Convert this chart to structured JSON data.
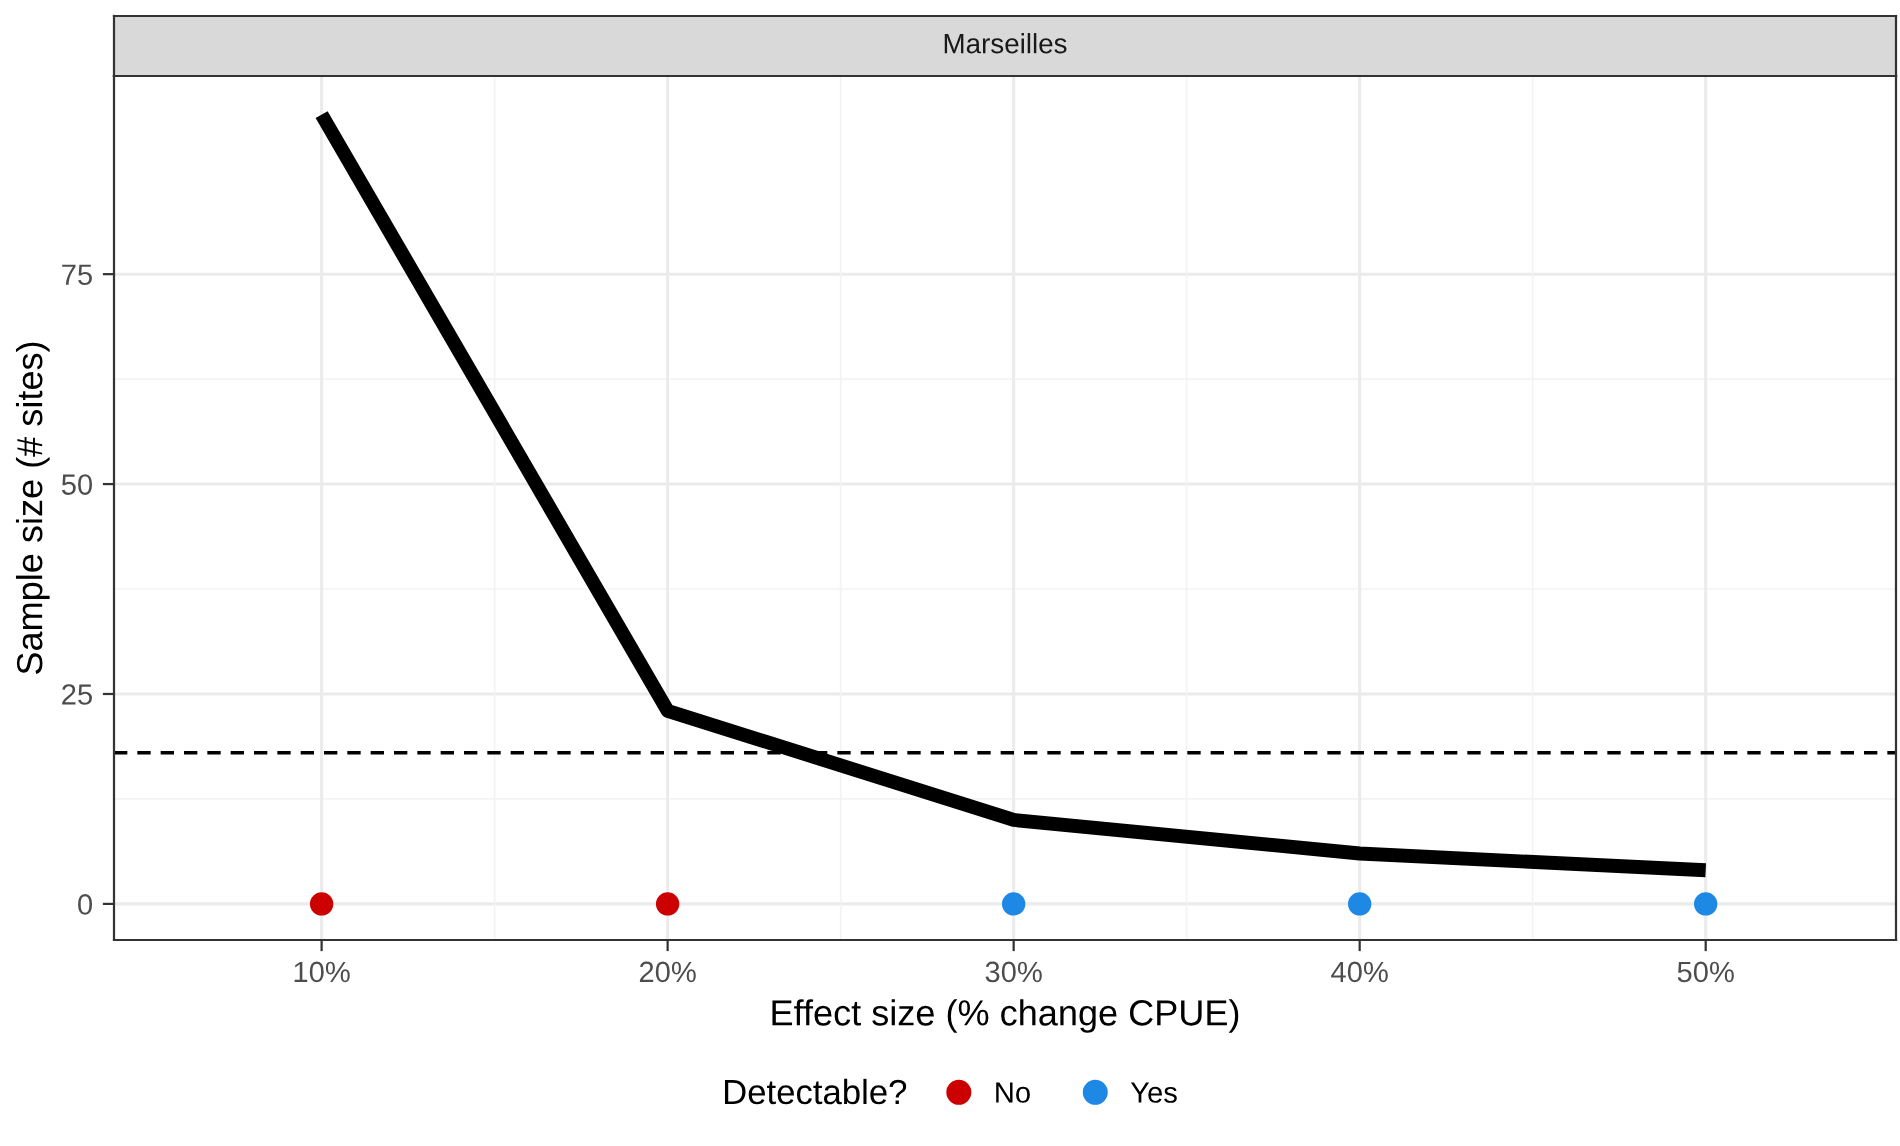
{
  "chart_data": {
    "type": "scatter",
    "title": "Marseilles",
    "xlabel": "Effect size (% change CPUE)",
    "ylabel": "Sample size (# sites)",
    "legend_title": "Detectable?",
    "series": [
      {
        "type": "line",
        "color": "#000000",
        "x": [
          10,
          20,
          30,
          40,
          50
        ],
        "values": [
          94,
          23,
          10,
          6,
          4
        ]
      },
      {
        "name": "No",
        "marker": "circle",
        "color": "#cc0000",
        "x": [
          10,
          20
        ],
        "values": [
          0,
          0
        ]
      },
      {
        "name": "Yes",
        "marker": "circle",
        "color": "#1e88e5",
        "x": [
          30,
          40,
          50
        ],
        "values": [
          0,
          0,
          0
        ]
      }
    ],
    "ref_lines": [
      {
        "axis": "y",
        "value": 18,
        "line_style": "dashed",
        "color": "#000000"
      }
    ],
    "xlim": [
      4,
      55.5
    ],
    "ylim": [
      -4.3,
      98.6
    ],
    "xticks": [
      {
        "value": 10,
        "label": "10%"
      },
      {
        "value": 20,
        "label": "20%"
      },
      {
        "value": 30,
        "label": "30%"
      },
      {
        "value": 40,
        "label": "40%"
      },
      {
        "value": 50,
        "label": "50%"
      }
    ],
    "yticks": [
      0,
      25,
      50,
      75
    ],
    "grid": true,
    "legend": "bottom"
  }
}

§ **THE REQUEST**
Without the pictures, restate all of the entries above verbatim.

§ **COMPLETED EXERCISE**
Convert this chart to structured JSON data.
{
  "chart_data": {
    "type": "scatter",
    "title": "Marseilles",
    "xlabel": "Effect size (% change CPUE)",
    "ylabel": "Sample size (# sites)",
    "legend_title": "Detectable?",
    "series": [
      {
        "type": "line",
        "color": "#000000",
        "x": [
          10,
          20,
          30,
          40,
          50
        ],
        "values": [
          94,
          23,
          10,
          6,
          4
        ]
      },
      {
        "name": "No",
        "marker": "circle",
        "color": "#cc0000",
        "x": [
          10,
          20
        ],
        "values": [
          0,
          0
        ]
      },
      {
        "name": "Yes",
        "marker": "circle",
        "color": "#1e88e5",
        "x": [
          30,
          40,
          50
        ],
        "values": [
          0,
          0,
          0
        ]
      }
    ],
    "ref_lines": [
      {
        "axis": "y",
        "value": 18,
        "line_style": "dashed",
        "color": "#000000"
      }
    ],
    "xlim": [
      4,
      55.5
    ],
    "ylim": [
      -4.3,
      98.6
    ],
    "xticks": [
      {
        "value": 10,
        "label": "10%"
      },
      {
        "value": 20,
        "label": "20%"
      },
      {
        "value": 30,
        "label": "30%"
      },
      {
        "value": 40,
        "label": "40%"
      },
      {
        "value": 50,
        "label": "50%"
      }
    ],
    "yticks": [
      0,
      25,
      50,
      75
    ],
    "grid": true,
    "legend": "bottom"
  }
}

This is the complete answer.